# [Tasks and exercises]
1. According to the forum thread, which system is the current game being written for, instead of the NES?
2. Copy out the forum thread text between "The ConTEXT editor" and "into tool land.", inclusive.

--- START Page text ---

Making a syntax highlighting rule set for context is trivial. You could also try vim, it's easy to do there.

By saying that you *must* have syntax highlighting and intellisense before you can make your game is a bit namby pamby. Just get going on your game.

The tools work I've been doing is to make it possible to use the CopyNES with Linux http://www.bitbucket.org/wookie/libcopynes and to write my games in NESHLA on Linux http://www.bitbucket.org/wookie/neshla. I did this work because I *only* use Linux.

Now I'm working on a game, but it's not for the NES, it's for the Lynx. :) I have a version of NESHLA that targets the Lynx as well as the NES that I'm currently testing. I plan to use that to write my game for the Lynx. Maybe I'll port it to the NES later.

by on (#50461)
The ConTEXT editor has a ton of syntax highlighter rules file here: http://www.contexteditor.org/highlighters/ There is even one for 6502 assembler that will get you 90% of the way to NESHLA syntax highlighting. Just add support for the preprocessor directives and simple C function declarations and you'd be 99% there.

by on (#50463)
tepples wrote:
Then let me put it more simply:

Tools need only code. Games need code, art, and several other skills. So people who feel most comfortable with code concentrate on tools.


Exactly why I stumbled into tool land.

by on (#50467)
As for myself, I like making tools since I have to do sometime at work and like making games because it always interested me to try to do some. So it's hard to put priority on which one to do first. These days, I'm on coding the game but sprite editing by hand... It sucks. When I get too tired I may just add it to my tool.

by on (#50469)
Banshaku wrote:
As for myself, I like making tools since I have to do sometime at work and like making games because it always interested me to try to do some. So it's hard to put priority on which one to do first. These days, I'm on coding the game but sprite editing by hand... It sucks. When I get too tired I may just add it to my tool.

--- END Page text ---
--- START Given entries ---

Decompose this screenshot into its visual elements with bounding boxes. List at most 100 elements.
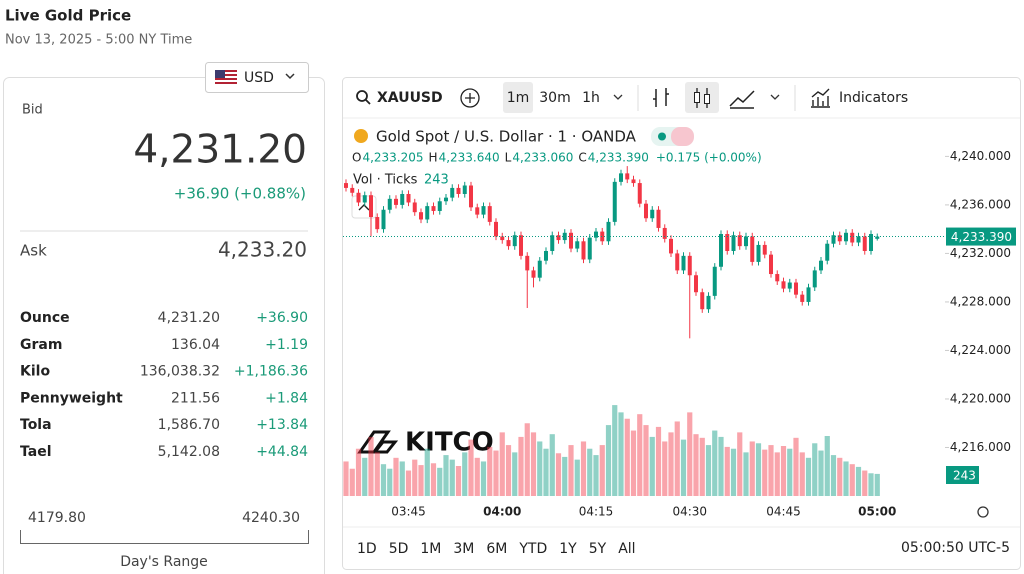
volume-bar bbox=[687, 412, 693, 496]
candle-body bbox=[519, 235, 523, 256]
volume-bar bbox=[705, 445, 712, 496]
candle-body bbox=[775, 274, 780, 282]
ohlc-value: 4,233.205 bbox=[362, 151, 423, 165]
volume-bar bbox=[649, 436, 655, 496]
candle-body bbox=[456, 187, 461, 194]
settings-icon[interactable] bbox=[977, 506, 989, 518]
volume-bar bbox=[512, 452, 518, 496]
gold-icon bbox=[354, 129, 368, 143]
y-tick-label: 4,232.000 bbox=[950, 246, 1011, 260]
interval-button[interactable]: 1h bbox=[582, 90, 600, 106]
candle-body bbox=[769, 254, 773, 275]
range-low: 4179.80 bbox=[28, 510, 86, 526]
candle-body bbox=[669, 238, 673, 254]
volume-bar bbox=[855, 466, 862, 496]
bid-change: +36.90 (+0.88%) bbox=[174, 185, 306, 203]
candle-body bbox=[737, 235, 742, 247]
area-icon[interactable] bbox=[729, 90, 755, 109]
y-tick-label: 4,228.000 bbox=[950, 294, 1011, 308]
add-symbol[interactable] bbox=[460, 88, 480, 108]
volume-bar bbox=[537, 441, 543, 496]
range-button[interactable]: All bbox=[618, 541, 635, 557]
ohlc-key: L bbox=[505, 151, 512, 165]
unit-price: 136.04 bbox=[171, 337, 220, 353]
range-button[interactable]: YTD bbox=[518, 541, 547, 557]
volume-bar bbox=[430, 463, 437, 496]
volume-bar bbox=[437, 467, 443, 496]
candle-body bbox=[350, 187, 355, 193]
y-tick-label: 4,236.000 bbox=[950, 197, 1011, 211]
volume-bar bbox=[743, 452, 749, 496]
candle-body bbox=[531, 270, 536, 278]
range-button[interactable]: 3M bbox=[453, 541, 474, 557]
candle-body bbox=[700, 292, 705, 310]
volume-bar bbox=[630, 430, 637, 496]
bar-style-icon[interactable] bbox=[653, 88, 669, 107]
volume-bar bbox=[443, 455, 449, 496]
candle-body bbox=[525, 255, 530, 271]
candle-body bbox=[619, 173, 623, 182]
unit-change: +1,186.36 bbox=[234, 364, 308, 380]
ask-label: Ask bbox=[20, 242, 47, 260]
quote-card bbox=[3, 77, 325, 574]
chart-title: Gold Spot / U.S. Dollar · 1 · OANDA bbox=[376, 128, 637, 146]
unit-price: 211.56 bbox=[171, 390, 220, 406]
candle-body bbox=[500, 236, 505, 241]
interval-button[interactable]: 30m bbox=[539, 90, 570, 106]
candle-body bbox=[744, 236, 748, 247]
candle-body bbox=[537, 260, 542, 278]
candle-body bbox=[450, 187, 455, 198]
range-button[interactable]: 6M bbox=[486, 541, 507, 557]
unit-change: +1.19 bbox=[265, 337, 308, 353]
range-button[interactable]: 1Y bbox=[559, 541, 577, 557]
symbol[interactable]: XAUUSD bbox=[377, 90, 443, 106]
candle-body bbox=[462, 185, 467, 194]
volume-bar bbox=[493, 450, 499, 496]
ohlc-change: +0.175 (+0.00%) bbox=[656, 151, 762, 165]
indicators-button[interactable]: Indicators bbox=[839, 90, 908, 106]
range-button[interactable]: 5Y bbox=[589, 541, 607, 557]
volume-bar bbox=[637, 414, 643, 496]
range-button[interactable]: 5D bbox=[389, 541, 409, 557]
unit-name: Pennyweight bbox=[20, 390, 123, 406]
volume-bar bbox=[587, 448, 593, 496]
volume-bar bbox=[424, 448, 430, 496]
volume-bar bbox=[668, 432, 674, 496]
candle-body bbox=[369, 195, 373, 218]
candle-body bbox=[475, 207, 480, 215]
chart-card bbox=[342, 77, 1021, 570]
volume-bar bbox=[487, 446, 493, 496]
volume-bar bbox=[355, 448, 362, 496]
volume-bar bbox=[524, 423, 530, 496]
volume-bar bbox=[349, 468, 355, 496]
candle-body bbox=[444, 197, 448, 202]
x-tick-label: 05:00 bbox=[858, 505, 896, 519]
range-button[interactable]: 1M bbox=[420, 541, 441, 557]
candle-style-active[interactable] bbox=[685, 82, 719, 113]
candle-body bbox=[800, 294, 805, 302]
volume-bar bbox=[624, 418, 630, 496]
candle-body bbox=[681, 255, 686, 271]
candle-body bbox=[812, 270, 817, 288]
candle-body bbox=[850, 232, 855, 243]
volume-legend: Vol · Ticks bbox=[353, 173, 418, 188]
candle-body bbox=[494, 221, 498, 237]
volume-bar bbox=[843, 461, 849, 496]
candle-body bbox=[431, 206, 436, 211]
volume-bar bbox=[468, 439, 474, 496]
candle-icon bbox=[704, 94, 710, 104]
range-button[interactable]: 1D bbox=[357, 541, 377, 557]
volume-bar bbox=[599, 445, 605, 496]
volume-bar bbox=[862, 470, 868, 496]
candle-body bbox=[756, 244, 761, 262]
candle-body bbox=[825, 243, 830, 261]
volume-bar bbox=[474, 457, 480, 496]
candle-body bbox=[569, 232, 573, 249]
candle-body bbox=[675, 253, 680, 271]
range-bar bbox=[20, 530, 309, 544]
volume-bar bbox=[868, 473, 874, 496]
candle-body bbox=[575, 241, 580, 249]
candle-body bbox=[831, 235, 836, 244]
interval-button[interactable]: 1m bbox=[507, 90, 530, 106]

--- END Given entries ---

# [Responses by task]
1. The Lynx.

2.
The ConTEXT editor has a ton of syntax highlighter rules file here: http://www.contexteditor.org/highlighters/ There is even one for 6502 assembler that will get you 90% of the way to NESHLA syntax highlighting. Just add support for the preprocessor directives and simple C function declarations and you'd be 99% there.

by on (#50463)
tepples wrote:
Then let me put it more simply:

Tools need only code. Games need code, art, and several other skills. So people who feel most comfortable with code concentrate on tools.


Exactly why I stumbled into tool land.